— Start of DATA FOR THE TASK —

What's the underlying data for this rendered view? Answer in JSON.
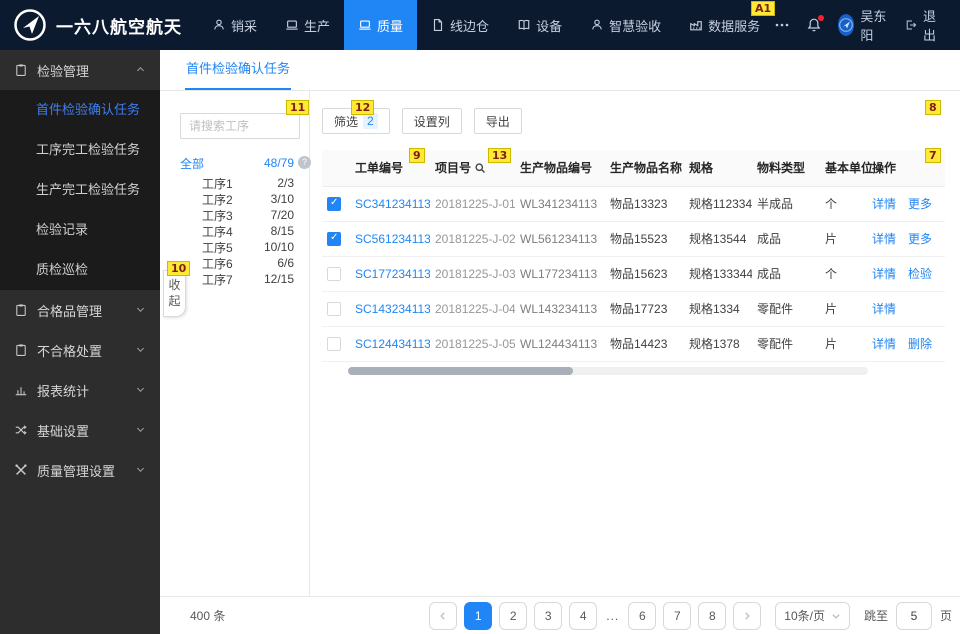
{
  "topnav": {
    "brand": "一六八航空航天",
    "items": [
      {
        "label": "销采",
        "icon": "person-icon",
        "active": false
      },
      {
        "label": "生产",
        "icon": "laptop-icon",
        "active": false
      },
      {
        "label": "质量",
        "icon": "laptop-icon",
        "active": true
      },
      {
        "label": "线边仓",
        "icon": "file-icon",
        "active": false
      },
      {
        "label": "设备",
        "icon": "book-icon",
        "active": false
      },
      {
        "label": "智慧验收",
        "icon": "person-icon",
        "active": false
      },
      {
        "label": "数据服务",
        "icon": "factory-icon",
        "active": false
      }
    ],
    "user": "吴东阳",
    "logout_label": "退出"
  },
  "sidebar": {
    "groups": [
      {
        "label": "检验管理",
        "icon": "clipboard-icon",
        "expanded": true,
        "children": [
          {
            "label": "首件检验确认任务",
            "active": true
          },
          {
            "label": "工序完工检验任务",
            "active": false
          },
          {
            "label": "生产完工检验任务",
            "active": false
          },
          {
            "label": "检验记录",
            "active": false
          },
          {
            "label": "质检巡检",
            "active": false
          }
        ]
      },
      {
        "label": "合格品管理",
        "icon": "clipboard-icon",
        "expanded": false
      },
      {
        "label": "不合格处置",
        "icon": "clipboard-icon",
        "expanded": false
      },
      {
        "label": "报表统计",
        "icon": "chart-icon",
        "expanded": false
      },
      {
        "label": "基础设置",
        "icon": "shuffle-icon",
        "expanded": false
      },
      {
        "label": "质量管理设置",
        "icon": "tools-icon",
        "expanded": false
      }
    ]
  },
  "tabbar": {
    "active_tab": "首件检验确认任务"
  },
  "filter_panel": {
    "search_placeholder": "请搜索工序",
    "all_label": "全部",
    "all_count": "48/79",
    "items": [
      {
        "name": "工序1",
        "count": "2/3"
      },
      {
        "name": "工序2",
        "count": "3/10"
      },
      {
        "name": "工序3",
        "count": "7/20"
      },
      {
        "name": "工序4",
        "count": "8/15"
      },
      {
        "name": "工序5",
        "count": "10/10"
      },
      {
        "name": "工序6",
        "count": "6/6"
      },
      {
        "name": "工序7",
        "count": "12/15"
      }
    ],
    "collapse_label": "收起"
  },
  "toolbar": {
    "filter_label": "筛选",
    "filter_count": "2",
    "columns_label": "设置列",
    "export_label": "导出"
  },
  "table": {
    "headers": [
      "工单编号",
      "项目号",
      "生产物品编号",
      "生产物品名称",
      "规格",
      "物料类型",
      "基本单位",
      "操作"
    ],
    "rows": [
      {
        "checked": true,
        "order": "SC341234113",
        "project": "20181225-J-01",
        "item_code": "WL341234113",
        "item_name": "物品13323",
        "spec": "规格112334",
        "material_type": "半成品",
        "unit": "个",
        "actions": [
          "详情",
          "更多"
        ]
      },
      {
        "checked": true,
        "order": "SC561234113",
        "project": "20181225-J-02",
        "item_code": "WL561234113",
        "item_name": "物品15523",
        "spec": "规格13544",
        "material_type": "成品",
        "unit": "片",
        "actions": [
          "详情",
          "更多"
        ]
      },
      {
        "checked": false,
        "order": "SC177234113",
        "project": "20181225-J-03",
        "item_code": "WL177234113",
        "item_name": "物品15623",
        "spec": "规格133344",
        "material_type": "成品",
        "unit": "个",
        "actions": [
          "详情",
          "检验"
        ]
      },
      {
        "checked": false,
        "order": "SC143234113",
        "project": "20181225-J-04",
        "item_code": "WL143234113",
        "item_name": "物品17723",
        "spec": "规格1334",
        "material_type": "零配件",
        "unit": "片",
        "actions": [
          "详情"
        ]
      },
      {
        "checked": false,
        "order": "SC124434113",
        "project": "20181225-J-05",
        "item_code": "WL124434113",
        "item_name": "物品14423",
        "spec": "规格1378",
        "material_type": "零配件",
        "unit": "片",
        "actions": [
          "详情",
          "删除"
        ]
      }
    ]
  },
  "footer": {
    "total": "400 条",
    "pages": [
      "1",
      "2",
      "3",
      "4",
      "...",
      "6",
      "7",
      "8"
    ],
    "current_page": "1",
    "page_size": "10条/页",
    "jump_label": "跳至",
    "jump_value": "5",
    "page_label": "页"
  },
  "annotations": {
    "a1": "A1",
    "n7": "7",
    "n8": "8",
    "n9": "9",
    "n10": "10",
    "n11": "11",
    "n12": "12",
    "n13": "13"
  },
  "colors": {
    "accent": "#2186f5",
    "topnav_bg": "#0c1a30",
    "sidebar_bg": "#2d2d2d",
    "active_nav_bg": "#2186f5",
    "badge_bg": "#ffe935",
    "badge_text": "#7c1f14",
    "link": "#2186f5"
  }
}
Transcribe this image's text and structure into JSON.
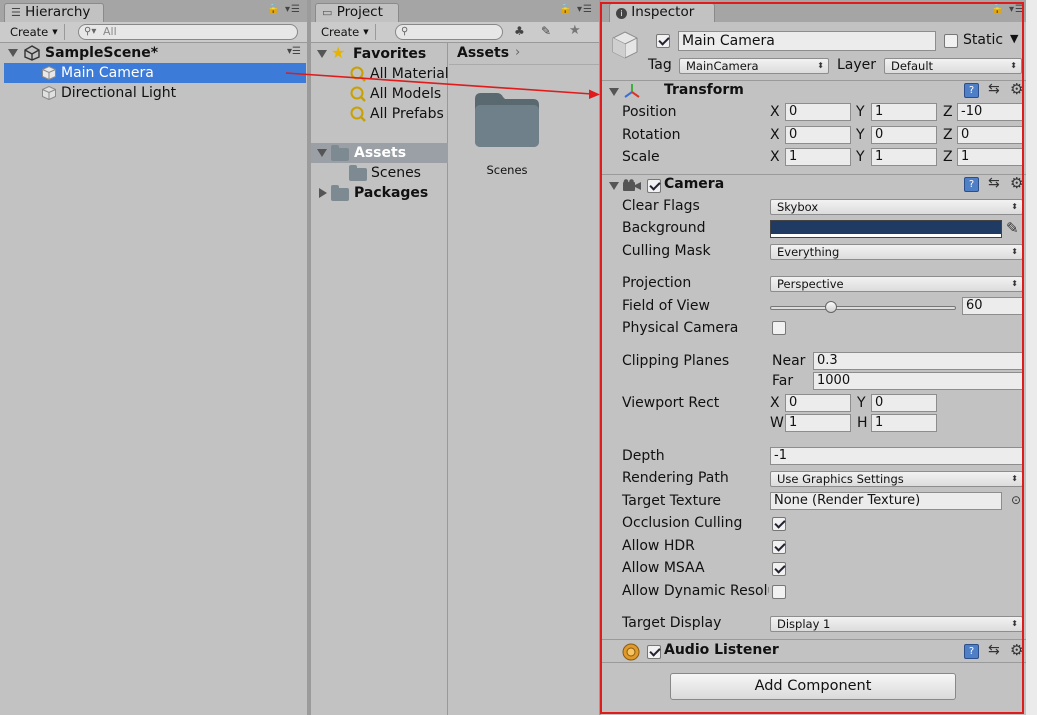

— End of DATA FOR THE TASK —

Take every line from the data that contains the word "spec".

▸ REPLY:
        "spec": "规格112334",
        "spec": "规格13544",
        "spec": "规格133344",
        "spec": "规格1334",
        "spec": "规格1378",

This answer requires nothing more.